- [Instructions to follow]
Count the lines below that contain the word "Concepts", and reply with that number alone.

▼

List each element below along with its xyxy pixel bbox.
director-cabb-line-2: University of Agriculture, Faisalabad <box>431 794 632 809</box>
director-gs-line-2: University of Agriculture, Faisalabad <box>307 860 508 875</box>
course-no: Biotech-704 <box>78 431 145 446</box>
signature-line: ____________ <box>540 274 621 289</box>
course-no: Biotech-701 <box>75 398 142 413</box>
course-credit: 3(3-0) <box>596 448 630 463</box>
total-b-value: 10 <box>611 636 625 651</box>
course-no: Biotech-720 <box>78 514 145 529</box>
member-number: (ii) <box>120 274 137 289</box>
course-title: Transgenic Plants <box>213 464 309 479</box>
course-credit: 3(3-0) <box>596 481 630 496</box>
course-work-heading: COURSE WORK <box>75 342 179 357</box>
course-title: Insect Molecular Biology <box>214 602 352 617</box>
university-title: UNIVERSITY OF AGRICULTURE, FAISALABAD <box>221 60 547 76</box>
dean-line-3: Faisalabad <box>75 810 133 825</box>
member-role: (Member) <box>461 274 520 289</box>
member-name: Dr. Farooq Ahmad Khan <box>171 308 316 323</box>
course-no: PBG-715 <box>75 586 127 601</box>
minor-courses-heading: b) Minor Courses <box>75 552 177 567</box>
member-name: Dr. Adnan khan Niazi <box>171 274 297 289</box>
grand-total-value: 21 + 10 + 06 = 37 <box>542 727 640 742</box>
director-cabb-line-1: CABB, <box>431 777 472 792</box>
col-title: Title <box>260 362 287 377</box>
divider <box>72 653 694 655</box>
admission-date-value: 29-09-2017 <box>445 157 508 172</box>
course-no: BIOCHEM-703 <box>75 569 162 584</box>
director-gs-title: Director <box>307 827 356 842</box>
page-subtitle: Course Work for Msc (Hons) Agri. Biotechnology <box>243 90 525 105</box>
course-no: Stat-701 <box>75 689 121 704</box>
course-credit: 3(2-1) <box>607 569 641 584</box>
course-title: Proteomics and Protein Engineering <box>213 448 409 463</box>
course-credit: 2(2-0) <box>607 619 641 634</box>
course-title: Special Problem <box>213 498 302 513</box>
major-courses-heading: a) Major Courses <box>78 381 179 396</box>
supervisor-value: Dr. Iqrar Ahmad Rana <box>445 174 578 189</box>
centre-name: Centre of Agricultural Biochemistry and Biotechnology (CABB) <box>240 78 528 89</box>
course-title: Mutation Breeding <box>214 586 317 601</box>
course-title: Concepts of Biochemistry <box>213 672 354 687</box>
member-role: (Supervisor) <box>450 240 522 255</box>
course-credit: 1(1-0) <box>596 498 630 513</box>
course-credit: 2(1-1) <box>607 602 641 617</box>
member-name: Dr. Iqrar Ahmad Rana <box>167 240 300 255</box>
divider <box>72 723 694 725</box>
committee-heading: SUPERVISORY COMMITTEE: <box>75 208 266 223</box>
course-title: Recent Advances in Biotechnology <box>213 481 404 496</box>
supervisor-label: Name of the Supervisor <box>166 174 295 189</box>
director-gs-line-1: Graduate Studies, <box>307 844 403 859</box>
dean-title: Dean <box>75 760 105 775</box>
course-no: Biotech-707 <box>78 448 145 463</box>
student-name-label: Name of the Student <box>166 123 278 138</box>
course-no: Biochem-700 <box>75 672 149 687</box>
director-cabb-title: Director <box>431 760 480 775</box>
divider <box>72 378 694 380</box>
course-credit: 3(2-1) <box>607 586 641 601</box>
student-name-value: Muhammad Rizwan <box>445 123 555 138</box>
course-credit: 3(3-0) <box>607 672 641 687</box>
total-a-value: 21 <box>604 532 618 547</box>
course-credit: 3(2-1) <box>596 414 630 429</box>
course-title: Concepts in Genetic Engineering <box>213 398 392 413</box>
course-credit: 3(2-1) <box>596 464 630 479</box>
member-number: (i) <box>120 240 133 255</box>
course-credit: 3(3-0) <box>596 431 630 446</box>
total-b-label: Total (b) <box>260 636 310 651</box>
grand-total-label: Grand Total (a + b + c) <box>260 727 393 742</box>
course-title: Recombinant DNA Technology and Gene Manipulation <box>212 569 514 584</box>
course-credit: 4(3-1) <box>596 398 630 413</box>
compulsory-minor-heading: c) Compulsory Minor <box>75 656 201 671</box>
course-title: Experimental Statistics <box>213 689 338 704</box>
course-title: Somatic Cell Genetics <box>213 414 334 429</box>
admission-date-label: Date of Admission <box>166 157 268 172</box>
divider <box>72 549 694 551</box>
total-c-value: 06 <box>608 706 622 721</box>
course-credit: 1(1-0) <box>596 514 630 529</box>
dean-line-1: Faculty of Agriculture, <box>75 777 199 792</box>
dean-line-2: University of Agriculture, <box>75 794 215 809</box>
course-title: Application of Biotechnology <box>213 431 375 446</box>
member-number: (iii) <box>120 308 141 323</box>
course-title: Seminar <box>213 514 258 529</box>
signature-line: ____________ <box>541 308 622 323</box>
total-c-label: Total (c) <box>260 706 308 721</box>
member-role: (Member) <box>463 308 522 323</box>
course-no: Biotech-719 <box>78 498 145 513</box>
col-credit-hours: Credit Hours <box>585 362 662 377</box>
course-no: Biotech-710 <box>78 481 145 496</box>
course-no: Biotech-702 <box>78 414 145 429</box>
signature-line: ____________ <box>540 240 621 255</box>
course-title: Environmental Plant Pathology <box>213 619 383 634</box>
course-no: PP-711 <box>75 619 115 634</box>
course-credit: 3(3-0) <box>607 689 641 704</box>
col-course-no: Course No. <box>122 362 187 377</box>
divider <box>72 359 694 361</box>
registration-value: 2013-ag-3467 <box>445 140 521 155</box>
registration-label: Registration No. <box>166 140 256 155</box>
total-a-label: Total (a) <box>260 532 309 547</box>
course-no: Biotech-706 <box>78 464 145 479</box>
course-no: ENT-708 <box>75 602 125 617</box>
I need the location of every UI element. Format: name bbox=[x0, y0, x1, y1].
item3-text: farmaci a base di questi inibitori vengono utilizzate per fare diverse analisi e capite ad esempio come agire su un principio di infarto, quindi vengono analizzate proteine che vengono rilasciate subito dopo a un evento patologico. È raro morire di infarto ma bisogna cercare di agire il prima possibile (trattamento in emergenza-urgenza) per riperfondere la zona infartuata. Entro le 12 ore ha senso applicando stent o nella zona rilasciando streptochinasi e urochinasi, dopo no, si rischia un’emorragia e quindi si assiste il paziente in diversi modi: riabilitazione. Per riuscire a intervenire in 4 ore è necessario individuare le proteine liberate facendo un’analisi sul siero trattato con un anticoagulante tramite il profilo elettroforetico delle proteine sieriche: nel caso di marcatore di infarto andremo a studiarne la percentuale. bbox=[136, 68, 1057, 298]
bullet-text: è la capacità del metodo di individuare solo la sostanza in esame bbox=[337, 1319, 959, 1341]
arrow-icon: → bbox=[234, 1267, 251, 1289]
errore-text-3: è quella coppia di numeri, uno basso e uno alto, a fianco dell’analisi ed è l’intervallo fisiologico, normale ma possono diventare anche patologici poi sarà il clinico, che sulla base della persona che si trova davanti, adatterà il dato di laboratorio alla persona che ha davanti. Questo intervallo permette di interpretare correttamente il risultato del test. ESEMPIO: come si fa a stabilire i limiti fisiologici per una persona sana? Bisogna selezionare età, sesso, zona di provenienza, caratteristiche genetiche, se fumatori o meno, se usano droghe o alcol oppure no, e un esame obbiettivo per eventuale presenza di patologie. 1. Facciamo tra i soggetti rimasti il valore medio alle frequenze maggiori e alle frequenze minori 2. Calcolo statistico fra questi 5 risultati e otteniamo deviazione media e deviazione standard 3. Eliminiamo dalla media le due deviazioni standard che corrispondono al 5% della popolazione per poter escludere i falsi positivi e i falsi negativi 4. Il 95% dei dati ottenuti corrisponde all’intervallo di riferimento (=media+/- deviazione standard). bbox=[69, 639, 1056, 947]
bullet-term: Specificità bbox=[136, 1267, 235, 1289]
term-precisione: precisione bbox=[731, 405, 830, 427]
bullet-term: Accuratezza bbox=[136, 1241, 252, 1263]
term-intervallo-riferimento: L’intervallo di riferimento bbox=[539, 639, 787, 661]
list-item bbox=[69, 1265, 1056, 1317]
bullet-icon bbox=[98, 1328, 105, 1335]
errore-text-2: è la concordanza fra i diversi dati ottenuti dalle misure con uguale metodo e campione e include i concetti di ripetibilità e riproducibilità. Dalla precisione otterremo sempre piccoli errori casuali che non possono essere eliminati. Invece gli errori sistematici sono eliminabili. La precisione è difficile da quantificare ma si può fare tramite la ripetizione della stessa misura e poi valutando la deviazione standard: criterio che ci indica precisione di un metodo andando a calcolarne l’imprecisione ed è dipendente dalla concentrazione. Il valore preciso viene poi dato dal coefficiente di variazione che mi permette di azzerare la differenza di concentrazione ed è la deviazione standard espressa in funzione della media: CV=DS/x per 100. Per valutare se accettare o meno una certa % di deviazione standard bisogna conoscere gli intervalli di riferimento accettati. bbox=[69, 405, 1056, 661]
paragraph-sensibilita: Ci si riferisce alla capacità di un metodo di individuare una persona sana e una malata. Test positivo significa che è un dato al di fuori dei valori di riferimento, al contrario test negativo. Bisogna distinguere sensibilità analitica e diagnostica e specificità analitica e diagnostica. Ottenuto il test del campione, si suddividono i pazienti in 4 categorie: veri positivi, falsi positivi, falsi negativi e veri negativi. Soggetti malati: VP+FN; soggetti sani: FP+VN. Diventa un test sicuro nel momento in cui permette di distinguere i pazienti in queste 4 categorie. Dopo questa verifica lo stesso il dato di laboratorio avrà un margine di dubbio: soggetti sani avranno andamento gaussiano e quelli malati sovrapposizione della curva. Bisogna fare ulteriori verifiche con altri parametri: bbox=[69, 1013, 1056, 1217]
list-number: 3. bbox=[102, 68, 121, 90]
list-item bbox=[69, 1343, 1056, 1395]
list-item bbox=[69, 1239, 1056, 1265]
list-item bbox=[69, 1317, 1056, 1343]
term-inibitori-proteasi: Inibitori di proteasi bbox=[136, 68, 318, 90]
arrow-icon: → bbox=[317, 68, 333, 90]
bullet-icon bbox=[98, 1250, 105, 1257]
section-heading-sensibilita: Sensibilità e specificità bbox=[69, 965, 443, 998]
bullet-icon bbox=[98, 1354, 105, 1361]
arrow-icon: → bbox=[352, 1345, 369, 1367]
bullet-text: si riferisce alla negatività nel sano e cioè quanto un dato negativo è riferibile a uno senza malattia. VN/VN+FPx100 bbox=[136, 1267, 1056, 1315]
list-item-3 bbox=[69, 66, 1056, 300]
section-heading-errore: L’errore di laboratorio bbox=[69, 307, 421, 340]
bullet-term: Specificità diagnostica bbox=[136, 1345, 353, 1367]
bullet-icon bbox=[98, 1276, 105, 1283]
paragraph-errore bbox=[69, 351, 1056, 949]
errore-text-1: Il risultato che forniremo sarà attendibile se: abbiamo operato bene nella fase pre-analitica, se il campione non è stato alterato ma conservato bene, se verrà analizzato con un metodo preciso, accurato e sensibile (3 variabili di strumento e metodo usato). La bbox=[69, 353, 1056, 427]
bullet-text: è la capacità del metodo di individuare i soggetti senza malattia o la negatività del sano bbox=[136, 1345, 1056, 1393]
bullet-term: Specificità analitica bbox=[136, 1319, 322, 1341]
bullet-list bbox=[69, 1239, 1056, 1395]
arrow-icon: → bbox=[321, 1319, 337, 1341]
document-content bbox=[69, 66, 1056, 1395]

▲

- [Answer]
2